**** DATA FOR THIS EXERCISE ****

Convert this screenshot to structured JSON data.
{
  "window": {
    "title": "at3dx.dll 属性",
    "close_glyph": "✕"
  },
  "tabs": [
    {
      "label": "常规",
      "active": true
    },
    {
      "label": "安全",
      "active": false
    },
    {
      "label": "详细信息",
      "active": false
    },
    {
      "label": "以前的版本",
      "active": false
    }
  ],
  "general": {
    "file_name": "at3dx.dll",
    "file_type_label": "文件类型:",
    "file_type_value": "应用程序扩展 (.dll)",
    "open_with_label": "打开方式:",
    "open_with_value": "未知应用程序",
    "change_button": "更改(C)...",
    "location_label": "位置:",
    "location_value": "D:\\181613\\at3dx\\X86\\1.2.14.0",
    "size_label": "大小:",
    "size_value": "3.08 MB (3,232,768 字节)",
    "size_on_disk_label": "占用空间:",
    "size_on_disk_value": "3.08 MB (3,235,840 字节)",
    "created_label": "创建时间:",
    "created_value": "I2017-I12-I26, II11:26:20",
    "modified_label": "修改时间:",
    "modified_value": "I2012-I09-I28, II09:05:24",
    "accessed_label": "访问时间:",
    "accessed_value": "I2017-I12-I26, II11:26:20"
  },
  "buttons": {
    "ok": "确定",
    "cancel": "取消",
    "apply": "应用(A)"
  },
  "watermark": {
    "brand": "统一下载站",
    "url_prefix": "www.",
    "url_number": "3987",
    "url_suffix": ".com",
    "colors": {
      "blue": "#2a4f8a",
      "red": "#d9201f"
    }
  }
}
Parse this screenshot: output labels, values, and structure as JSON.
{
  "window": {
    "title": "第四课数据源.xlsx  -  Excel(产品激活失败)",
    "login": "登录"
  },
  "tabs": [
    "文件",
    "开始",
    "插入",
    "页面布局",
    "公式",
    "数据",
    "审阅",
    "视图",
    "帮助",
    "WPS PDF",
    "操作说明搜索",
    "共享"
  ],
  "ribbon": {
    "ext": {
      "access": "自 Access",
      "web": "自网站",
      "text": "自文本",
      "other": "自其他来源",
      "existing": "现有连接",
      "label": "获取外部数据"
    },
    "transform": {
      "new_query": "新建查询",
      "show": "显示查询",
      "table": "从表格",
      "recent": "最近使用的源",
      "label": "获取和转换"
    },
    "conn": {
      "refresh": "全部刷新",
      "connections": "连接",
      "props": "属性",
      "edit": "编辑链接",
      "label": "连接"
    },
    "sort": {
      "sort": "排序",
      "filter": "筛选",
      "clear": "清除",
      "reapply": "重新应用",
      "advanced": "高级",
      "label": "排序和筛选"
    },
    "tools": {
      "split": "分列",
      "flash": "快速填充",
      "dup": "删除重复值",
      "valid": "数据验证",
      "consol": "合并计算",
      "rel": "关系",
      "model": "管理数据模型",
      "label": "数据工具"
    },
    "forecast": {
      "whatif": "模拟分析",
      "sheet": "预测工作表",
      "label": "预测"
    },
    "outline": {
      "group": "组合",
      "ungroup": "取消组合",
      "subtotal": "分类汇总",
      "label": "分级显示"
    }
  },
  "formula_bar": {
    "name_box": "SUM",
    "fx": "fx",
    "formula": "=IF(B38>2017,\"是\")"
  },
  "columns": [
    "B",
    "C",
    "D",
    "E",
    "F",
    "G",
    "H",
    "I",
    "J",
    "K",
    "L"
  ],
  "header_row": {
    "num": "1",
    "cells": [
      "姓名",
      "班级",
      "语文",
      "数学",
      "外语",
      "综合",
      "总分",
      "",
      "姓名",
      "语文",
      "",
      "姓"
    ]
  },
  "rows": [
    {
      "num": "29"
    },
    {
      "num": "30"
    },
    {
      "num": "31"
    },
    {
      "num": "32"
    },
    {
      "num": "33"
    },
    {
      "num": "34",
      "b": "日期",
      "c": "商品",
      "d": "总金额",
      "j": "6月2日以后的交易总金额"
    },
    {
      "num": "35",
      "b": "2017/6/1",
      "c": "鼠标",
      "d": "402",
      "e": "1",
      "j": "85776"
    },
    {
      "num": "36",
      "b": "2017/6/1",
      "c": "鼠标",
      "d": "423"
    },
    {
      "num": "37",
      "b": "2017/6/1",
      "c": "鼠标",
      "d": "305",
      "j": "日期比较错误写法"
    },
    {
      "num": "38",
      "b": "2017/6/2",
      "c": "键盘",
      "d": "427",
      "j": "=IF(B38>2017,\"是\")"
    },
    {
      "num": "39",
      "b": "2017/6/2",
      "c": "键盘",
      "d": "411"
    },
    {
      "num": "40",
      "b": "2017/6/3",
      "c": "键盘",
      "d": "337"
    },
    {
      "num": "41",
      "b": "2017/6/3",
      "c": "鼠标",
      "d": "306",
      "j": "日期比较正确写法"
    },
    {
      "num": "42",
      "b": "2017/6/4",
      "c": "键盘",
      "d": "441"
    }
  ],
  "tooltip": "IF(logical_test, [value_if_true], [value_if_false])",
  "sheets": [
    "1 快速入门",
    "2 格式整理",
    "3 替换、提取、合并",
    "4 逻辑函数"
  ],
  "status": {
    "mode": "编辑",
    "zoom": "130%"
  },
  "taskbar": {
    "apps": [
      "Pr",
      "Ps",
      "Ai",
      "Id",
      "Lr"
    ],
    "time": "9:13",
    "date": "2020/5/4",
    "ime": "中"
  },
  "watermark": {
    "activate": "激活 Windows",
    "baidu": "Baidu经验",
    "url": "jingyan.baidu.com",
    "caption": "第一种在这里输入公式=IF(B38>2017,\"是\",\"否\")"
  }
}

****

WHAT IS NEEDED — Track down every line with the word "title" and copy it.

FINAL ANSWER —
    "title": "at3dx.dll 属性",
    "title": "第四课数据源.xlsx  -  Excel(产品激活失败)",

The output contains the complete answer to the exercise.